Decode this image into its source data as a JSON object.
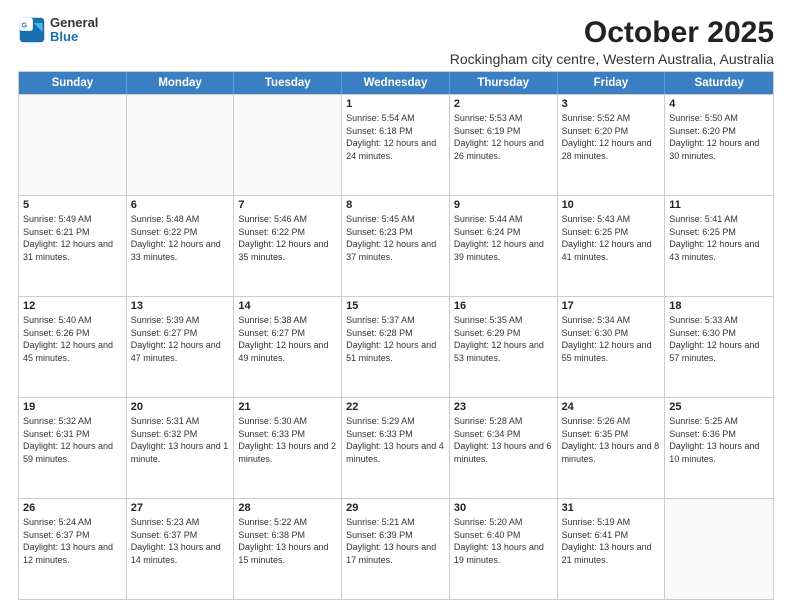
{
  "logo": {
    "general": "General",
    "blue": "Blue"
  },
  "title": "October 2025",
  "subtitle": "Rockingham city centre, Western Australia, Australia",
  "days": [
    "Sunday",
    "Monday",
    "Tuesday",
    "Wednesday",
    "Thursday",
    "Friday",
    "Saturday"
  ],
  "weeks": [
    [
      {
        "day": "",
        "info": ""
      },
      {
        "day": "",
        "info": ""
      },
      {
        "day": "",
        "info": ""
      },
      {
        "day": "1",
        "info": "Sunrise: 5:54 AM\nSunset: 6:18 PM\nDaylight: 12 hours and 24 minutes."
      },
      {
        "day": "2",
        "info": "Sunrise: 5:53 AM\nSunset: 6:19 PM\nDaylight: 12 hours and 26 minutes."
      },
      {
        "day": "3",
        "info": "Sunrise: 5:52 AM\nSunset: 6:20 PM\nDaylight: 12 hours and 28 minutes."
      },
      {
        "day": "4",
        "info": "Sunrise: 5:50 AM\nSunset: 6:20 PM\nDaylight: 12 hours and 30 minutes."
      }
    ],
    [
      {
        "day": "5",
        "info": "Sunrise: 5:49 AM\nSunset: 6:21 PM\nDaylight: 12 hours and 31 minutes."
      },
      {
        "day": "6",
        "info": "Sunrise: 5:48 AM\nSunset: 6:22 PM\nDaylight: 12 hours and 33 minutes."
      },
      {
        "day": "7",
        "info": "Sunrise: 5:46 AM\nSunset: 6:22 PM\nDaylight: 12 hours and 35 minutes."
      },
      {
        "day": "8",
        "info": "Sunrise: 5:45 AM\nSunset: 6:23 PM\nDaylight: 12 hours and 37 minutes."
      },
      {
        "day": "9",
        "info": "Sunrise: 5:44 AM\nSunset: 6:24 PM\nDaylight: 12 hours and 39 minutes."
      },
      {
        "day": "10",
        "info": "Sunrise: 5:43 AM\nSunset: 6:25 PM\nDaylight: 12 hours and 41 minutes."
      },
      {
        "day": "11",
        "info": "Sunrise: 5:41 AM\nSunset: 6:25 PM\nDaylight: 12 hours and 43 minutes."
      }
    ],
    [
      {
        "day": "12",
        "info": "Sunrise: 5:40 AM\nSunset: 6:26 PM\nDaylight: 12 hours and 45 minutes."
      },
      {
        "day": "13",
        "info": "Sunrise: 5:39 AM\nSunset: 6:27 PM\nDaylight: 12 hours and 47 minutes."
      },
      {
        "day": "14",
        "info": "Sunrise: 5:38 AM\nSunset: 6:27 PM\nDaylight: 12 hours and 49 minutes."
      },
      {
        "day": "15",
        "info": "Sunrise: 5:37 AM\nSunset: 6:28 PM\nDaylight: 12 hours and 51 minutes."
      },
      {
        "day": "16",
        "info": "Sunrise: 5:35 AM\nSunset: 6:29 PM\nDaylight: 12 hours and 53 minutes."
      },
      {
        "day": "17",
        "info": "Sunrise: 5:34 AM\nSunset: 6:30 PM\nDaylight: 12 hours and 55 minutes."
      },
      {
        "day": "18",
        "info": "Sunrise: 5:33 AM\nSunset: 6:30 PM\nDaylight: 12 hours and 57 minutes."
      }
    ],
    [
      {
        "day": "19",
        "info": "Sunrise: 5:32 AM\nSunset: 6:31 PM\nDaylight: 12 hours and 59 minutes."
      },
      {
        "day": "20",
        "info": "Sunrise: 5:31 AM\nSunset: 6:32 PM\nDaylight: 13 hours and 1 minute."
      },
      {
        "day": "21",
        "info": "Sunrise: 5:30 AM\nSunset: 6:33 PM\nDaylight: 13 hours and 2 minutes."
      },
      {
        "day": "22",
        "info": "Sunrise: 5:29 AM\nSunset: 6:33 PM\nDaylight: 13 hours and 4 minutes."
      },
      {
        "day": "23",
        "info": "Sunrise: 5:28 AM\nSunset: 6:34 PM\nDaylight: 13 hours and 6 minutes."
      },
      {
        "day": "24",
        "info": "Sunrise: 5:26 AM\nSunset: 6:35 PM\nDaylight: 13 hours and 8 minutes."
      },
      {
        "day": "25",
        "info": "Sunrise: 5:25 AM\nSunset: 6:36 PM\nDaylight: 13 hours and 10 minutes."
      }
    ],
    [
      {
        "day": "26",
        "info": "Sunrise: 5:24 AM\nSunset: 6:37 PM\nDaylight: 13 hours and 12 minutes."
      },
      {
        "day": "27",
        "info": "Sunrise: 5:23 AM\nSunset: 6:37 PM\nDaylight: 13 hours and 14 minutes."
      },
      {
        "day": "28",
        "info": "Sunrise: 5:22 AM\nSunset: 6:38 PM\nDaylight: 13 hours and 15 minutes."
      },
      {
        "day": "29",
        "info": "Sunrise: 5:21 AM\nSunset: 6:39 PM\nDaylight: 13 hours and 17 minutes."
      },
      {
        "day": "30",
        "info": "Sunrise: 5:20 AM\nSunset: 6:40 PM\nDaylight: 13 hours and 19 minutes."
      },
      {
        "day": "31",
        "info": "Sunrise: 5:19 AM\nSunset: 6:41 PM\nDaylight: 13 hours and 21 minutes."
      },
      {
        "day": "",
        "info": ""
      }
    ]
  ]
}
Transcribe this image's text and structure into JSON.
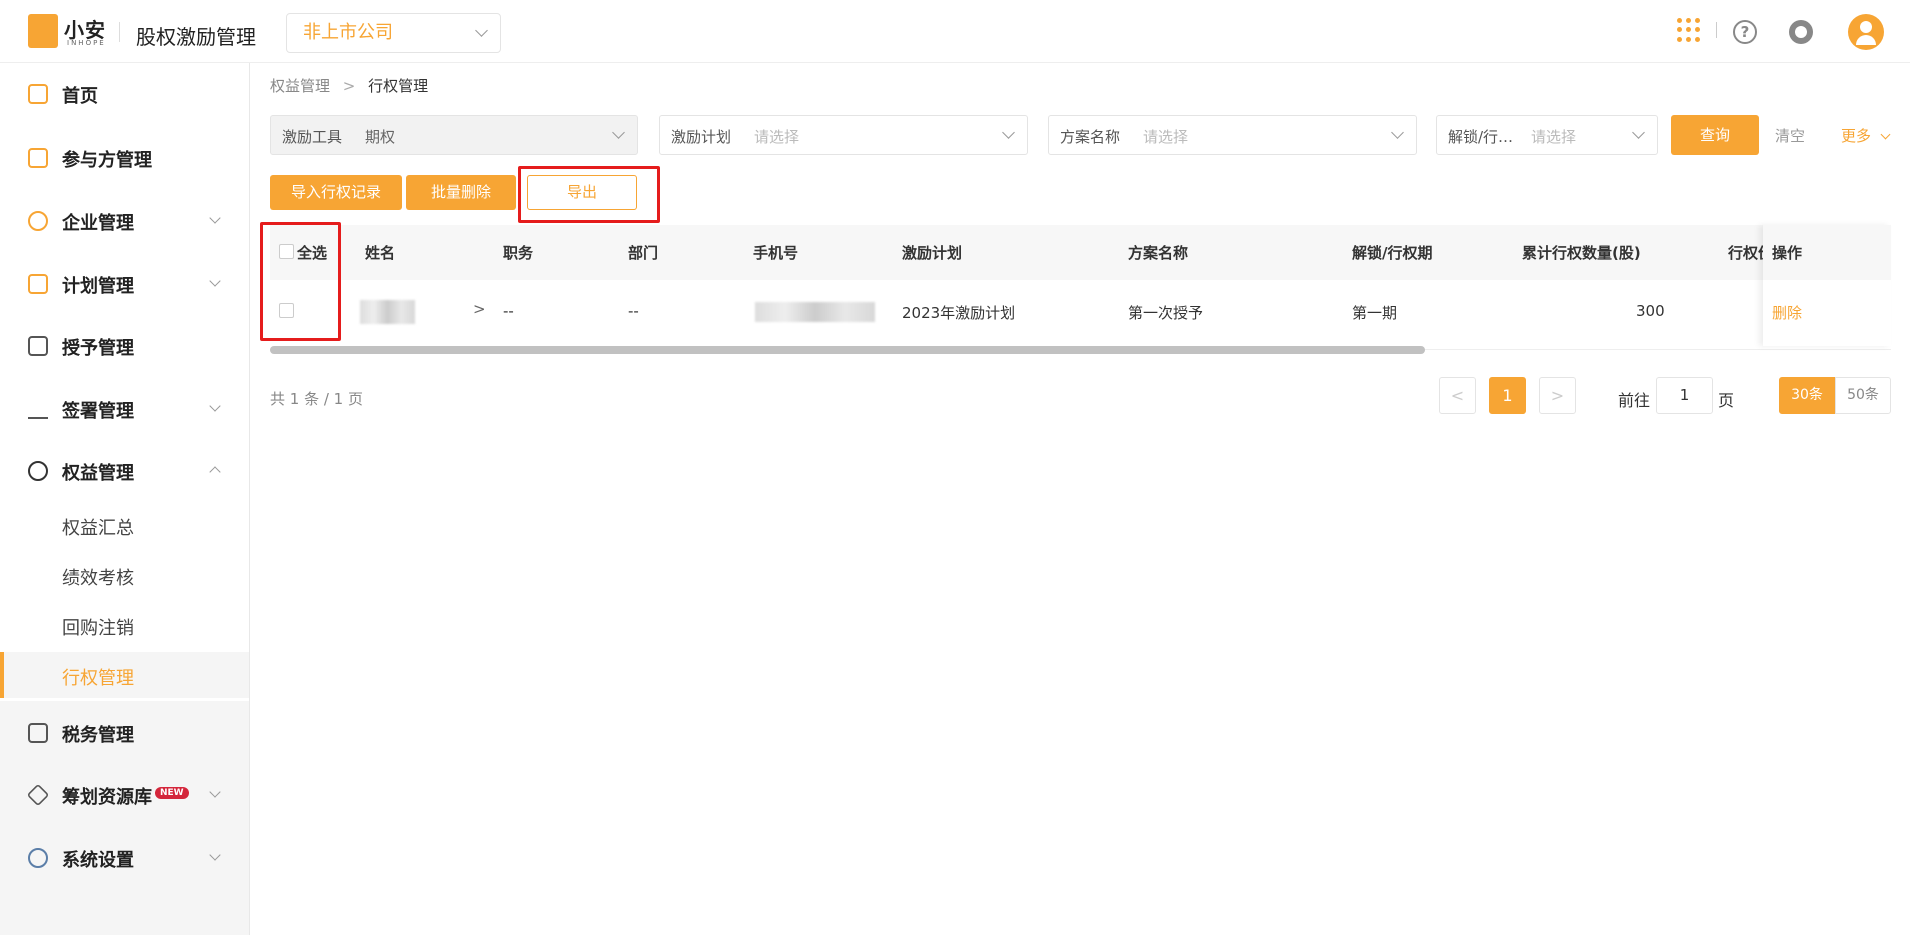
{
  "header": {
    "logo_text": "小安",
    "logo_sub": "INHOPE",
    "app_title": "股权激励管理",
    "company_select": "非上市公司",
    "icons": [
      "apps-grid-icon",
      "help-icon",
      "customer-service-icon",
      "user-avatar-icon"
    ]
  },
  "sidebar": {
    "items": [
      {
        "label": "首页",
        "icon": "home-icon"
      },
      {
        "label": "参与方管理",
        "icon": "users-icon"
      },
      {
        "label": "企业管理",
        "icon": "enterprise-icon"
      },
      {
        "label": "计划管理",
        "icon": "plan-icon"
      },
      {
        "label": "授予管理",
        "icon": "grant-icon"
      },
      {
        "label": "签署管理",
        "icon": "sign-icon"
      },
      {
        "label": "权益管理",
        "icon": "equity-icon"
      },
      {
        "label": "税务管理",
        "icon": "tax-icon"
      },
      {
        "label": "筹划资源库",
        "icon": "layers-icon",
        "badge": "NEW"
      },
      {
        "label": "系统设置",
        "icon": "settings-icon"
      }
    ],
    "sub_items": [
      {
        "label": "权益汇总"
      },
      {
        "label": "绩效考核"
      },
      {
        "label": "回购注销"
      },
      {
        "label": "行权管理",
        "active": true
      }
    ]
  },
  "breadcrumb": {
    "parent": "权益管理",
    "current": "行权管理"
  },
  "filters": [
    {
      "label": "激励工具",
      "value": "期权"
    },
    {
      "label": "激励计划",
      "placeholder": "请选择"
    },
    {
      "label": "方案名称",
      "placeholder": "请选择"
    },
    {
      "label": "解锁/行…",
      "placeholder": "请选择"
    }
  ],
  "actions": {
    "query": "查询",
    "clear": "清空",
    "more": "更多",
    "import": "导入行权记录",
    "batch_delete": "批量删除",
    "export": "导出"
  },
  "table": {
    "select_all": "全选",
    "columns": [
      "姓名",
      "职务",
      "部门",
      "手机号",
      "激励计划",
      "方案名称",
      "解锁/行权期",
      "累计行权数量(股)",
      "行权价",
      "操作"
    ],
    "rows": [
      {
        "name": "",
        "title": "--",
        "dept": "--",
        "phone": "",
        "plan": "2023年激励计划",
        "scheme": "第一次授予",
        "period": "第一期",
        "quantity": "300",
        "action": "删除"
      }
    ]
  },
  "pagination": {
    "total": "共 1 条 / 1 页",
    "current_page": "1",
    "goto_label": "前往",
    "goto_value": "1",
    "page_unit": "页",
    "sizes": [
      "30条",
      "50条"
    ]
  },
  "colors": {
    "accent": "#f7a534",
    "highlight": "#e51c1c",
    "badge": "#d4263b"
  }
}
......
» DO THIS:
Excluding the pictures, reproduce every entry exactly as given.

» THE OUTPUT:
Decode this image into its source data as a JSON object.
{
  "logo": {
    "general": "General",
    "blue": "Blue"
  },
  "title": "October 2025",
  "subtitle": "Rockingham city centre, Western Australia, Australia",
  "days": [
    "Sunday",
    "Monday",
    "Tuesday",
    "Wednesday",
    "Thursday",
    "Friday",
    "Saturday"
  ],
  "weeks": [
    [
      {
        "day": "",
        "info": ""
      },
      {
        "day": "",
        "info": ""
      },
      {
        "day": "",
        "info": ""
      },
      {
        "day": "1",
        "info": "Sunrise: 5:54 AM\nSunset: 6:18 PM\nDaylight: 12 hours and 24 minutes."
      },
      {
        "day": "2",
        "info": "Sunrise: 5:53 AM\nSunset: 6:19 PM\nDaylight: 12 hours and 26 minutes."
      },
      {
        "day": "3",
        "info": "Sunrise: 5:52 AM\nSunset: 6:20 PM\nDaylight: 12 hours and 28 minutes."
      },
      {
        "day": "4",
        "info": "Sunrise: 5:50 AM\nSunset: 6:20 PM\nDaylight: 12 hours and 30 minutes."
      }
    ],
    [
      {
        "day": "5",
        "info": "Sunrise: 5:49 AM\nSunset: 6:21 PM\nDaylight: 12 hours and 31 minutes."
      },
      {
        "day": "6",
        "info": "Sunrise: 5:48 AM\nSunset: 6:22 PM\nDaylight: 12 hours and 33 minutes."
      },
      {
        "day": "7",
        "info": "Sunrise: 5:46 AM\nSunset: 6:22 PM\nDaylight: 12 hours and 35 minutes."
      },
      {
        "day": "8",
        "info": "Sunrise: 5:45 AM\nSunset: 6:23 PM\nDaylight: 12 hours and 37 minutes."
      },
      {
        "day": "9",
        "info": "Sunrise: 5:44 AM\nSunset: 6:24 PM\nDaylight: 12 hours and 39 minutes."
      },
      {
        "day": "10",
        "info": "Sunrise: 5:43 AM\nSunset: 6:25 PM\nDaylight: 12 hours and 41 minutes."
      },
      {
        "day": "11",
        "info": "Sunrise: 5:41 AM\nSunset: 6:25 PM\nDaylight: 12 hours and 43 minutes."
      }
    ],
    [
      {
        "day": "12",
        "info": "Sunrise: 5:40 AM\nSunset: 6:26 PM\nDaylight: 12 hours and 45 minutes."
      },
      {
        "day": "13",
        "info": "Sunrise: 5:39 AM\nSunset: 6:27 PM\nDaylight: 12 hours and 47 minutes."
      },
      {
        "day": "14",
        "info": "Sunrise: 5:38 AM\nSunset: 6:27 PM\nDaylight: 12 hours and 49 minutes."
      },
      {
        "day": "15",
        "info": "Sunrise: 5:37 AM\nSunset: 6:28 PM\nDaylight: 12 hours and 51 minutes."
      },
      {
        "day": "16",
        "info": "Sunrise: 5:35 AM\nSunset: 6:29 PM\nDaylight: 12 hours and 53 minutes."
      },
      {
        "day": "17",
        "info": "Sunrise: 5:34 AM\nSunset: 6:30 PM\nDaylight: 12 hours and 55 minutes."
      },
      {
        "day": "18",
        "info": "Sunrise: 5:33 AM\nSunset: 6:30 PM\nDaylight: 12 hours and 57 minutes."
      }
    ],
    [
      {
        "day": "19",
        "info": "Sunrise: 5:32 AM\nSunset: 6:31 PM\nDaylight: 12 hours and 59 minutes."
      },
      {
        "day": "20",
        "info": "Sunrise: 5:31 AM\nSunset: 6:32 PM\nDaylight: 13 hours and 1 minute."
      },
      {
        "day": "21",
        "info": "Sunrise: 5:30 AM\nSunset: 6:33 PM\nDaylight: 13 hours and 2 minutes."
      },
      {
        "day": "22",
        "info": "Sunrise: 5:29 AM\nSunset: 6:33 PM\nDaylight: 13 hours and 4 minutes."
      },
      {
        "day": "23",
        "info": "Sunrise: 5:28 AM\nSunset: 6:34 PM\nDaylight: 13 hours and 6 minutes."
      },
      {
        "day": "24",
        "info": "Sunrise: 5:26 AM\nSunset: 6:35 PM\nDaylight: 13 hours and 8 minutes."
      },
      {
        "day": "25",
        "info": "Sunrise: 5:25 AM\nSunset: 6:36 PM\nDaylight: 13 hours and 10 minutes."
      }
    ],
    [
      {
        "day": "26",
        "info": "Sunrise: 5:24 AM\nSunset: 6:37 PM\nDaylight: 13 hours and 12 minutes."
      },
      {
        "day": "27",
        "info": "Sunrise: 5:23 AM\nSunset: 6:37 PM\nDaylight: 13 hours and 14 minutes."
      },
      {
        "day": "28",
        "info": "Sunrise: 5:22 AM\nSunset: 6:38 PM\nDaylight: 13 hours and 15 minutes."
      },
      {
        "day": "29",
        "info": "Sunrise: 5:21 AM\nSunset: 6:39 PM\nDaylight: 13 hours and 17 minutes."
      },
      {
        "day": "30",
        "info": "Sunrise: 5:20 AM\nSunset: 6:40 PM\nDaylight: 13 hours and 19 minutes."
      },
      {
        "day": "31",
        "info": "Sunrise: 5:19 AM\nSunset: 6:41 PM\nDaylight: 13 hours and 21 minutes."
      },
      {
        "day": "",
        "info": ""
      }
    ]
  ]
}
Transcribe this image's text and structure into JSON.
{
  "header": {
    "logo_text": "小安",
    "logo_sub": "INHOPE",
    "app_title": "股权激励管理",
    "company_select": "非上市公司",
    "icons": [
      "apps-grid-icon",
      "help-icon",
      "customer-service-icon",
      "user-avatar-icon"
    ]
  },
  "sidebar": {
    "items": [
      {
        "label": "首页",
        "icon": "home-icon"
      },
      {
        "label": "参与方管理",
        "icon": "users-icon"
      },
      {
        "label": "企业管理",
        "icon": "enterprise-icon"
      },
      {
        "label": "计划管理",
        "icon": "plan-icon"
      },
      {
        "label": "授予管理",
        "icon": "grant-icon"
      },
      {
        "label": "签署管理",
        "icon": "sign-icon"
      },
      {
        "label": "权益管理",
        "icon": "equity-icon"
      },
      {
        "label": "税务管理",
        "icon": "tax-icon"
      },
      {
        "label": "筹划资源库",
        "icon": "layers-icon",
        "badge": "NEW"
      },
      {
        "label": "系统设置",
        "icon": "settings-icon"
      }
    ],
    "sub_items": [
      {
        "label": "权益汇总"
      },
      {
        "label": "绩效考核"
      },
      {
        "label": "回购注销"
      },
      {
        "label": "行权管理",
        "active": true
      }
    ]
  },
  "breadcrumb": {
    "parent": "权益管理",
    "current": "行权管理"
  },
  "filters": [
    {
      "label": "激励工具",
      "value": "期权"
    },
    {
      "label": "激励计划",
      "placeholder": "请选择"
    },
    {
      "label": "方案名称",
      "placeholder": "请选择"
    },
    {
      "label": "解锁/行…",
      "placeholder": "请选择"
    }
  ],
  "actions": {
    "query": "查询",
    "clear": "清空",
    "more": "更多",
    "import": "导入行权记录",
    "batch_delete": "批量删除",
    "export": "导出"
  },
  "table": {
    "select_all": "全选",
    "columns": [
      "姓名",
      "职务",
      "部门",
      "手机号",
      "激励计划",
      "方案名称",
      "解锁/行权期",
      "累计行权数量(股)",
      "行权价",
      "操作"
    ],
    "rows": [
      {
        "name": "",
        "title": "--",
        "dept": "--",
        "phone": "",
        "plan": "2023年激励计划",
        "scheme": "第一次授予",
        "period": "第一期",
        "quantity": "300",
        "action": "删除"
      }
    ]
  },
  "pagination": {
    "total": "共 1 条 / 1 页",
    "current_page": "1",
    "goto_label": "前往",
    "goto_value": "1",
    "page_unit": "页",
    "sizes": [
      "30条",
      "50条"
    ]
  },
  "colors": {
    "accent": "#f7a534",
    "highlight": "#e51c1c",
    "badge": "#d4263b"
  }
}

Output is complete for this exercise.